DATA EXTRACT:
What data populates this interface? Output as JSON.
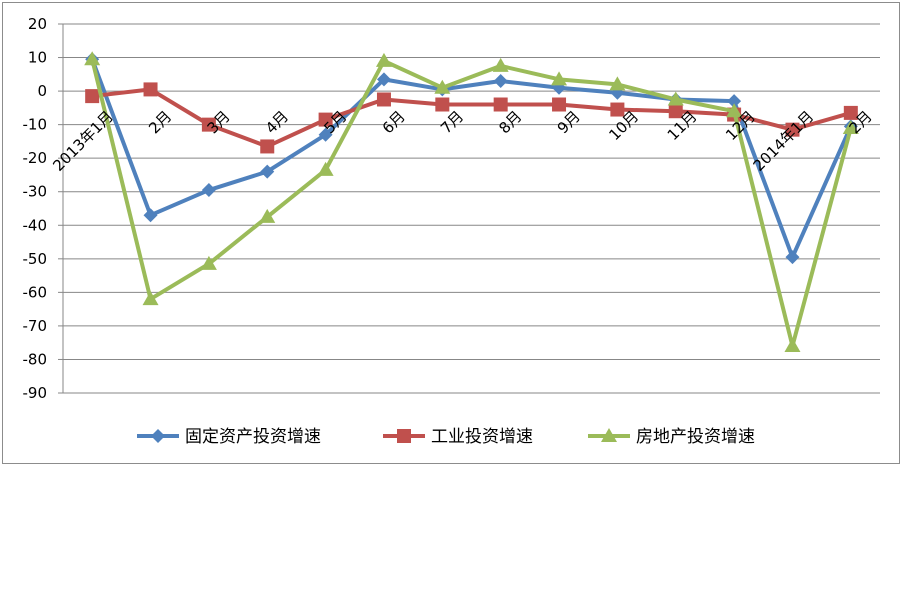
{
  "chart_data": {
    "type": "line",
    "categories": [
      "2013年1月",
      "2月",
      "3月",
      "4月",
      "5月",
      "6月",
      "7月",
      "8月",
      "9月",
      "10月",
      "11月",
      "12月",
      "2014年1月",
      "2月"
    ],
    "series": [
      {
        "name": "固定资产投资增速",
        "color": "#4f81bd",
        "marker": "diamond",
        "values": [
          9.5,
          -37,
          -29.5,
          -24,
          -13,
          3.5,
          0.5,
          3,
          1,
          -0.5,
          -2.5,
          -3,
          -49.5,
          -10.5
        ]
      },
      {
        "name": "工业投资增速",
        "color": "#c0504d",
        "marker": "square",
        "values": [
          -1.5,
          0.5,
          -10,
          -16.5,
          -8.5,
          -2.5,
          -4,
          -4,
          -4,
          -5.5,
          -6,
          -7,
          -11.5,
          -6.5
        ]
      },
      {
        "name": "房地产投资增速",
        "color": "#9bbb59",
        "marker": "triangle",
        "values": [
          9.5,
          -62,
          -51.5,
          -37.5,
          -23.5,
          9,
          1,
          7.5,
          3.5,
          2,
          -2.5,
          -6,
          -76,
          -11
        ]
      }
    ],
    "ylim": [
      -90,
      20
    ],
    "yticks": [
      20,
      10,
      0,
      -10,
      -20,
      -30,
      -40,
      -50,
      -60,
      -70,
      -80,
      -90
    ],
    "grid": true,
    "legend_position": "bottom"
  }
}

SET EXERCISE: Copy each line that contains the word "marker".

TASK RESULT:
        "marker": "diamond",
        "marker": "square",
        "marker": "triangle",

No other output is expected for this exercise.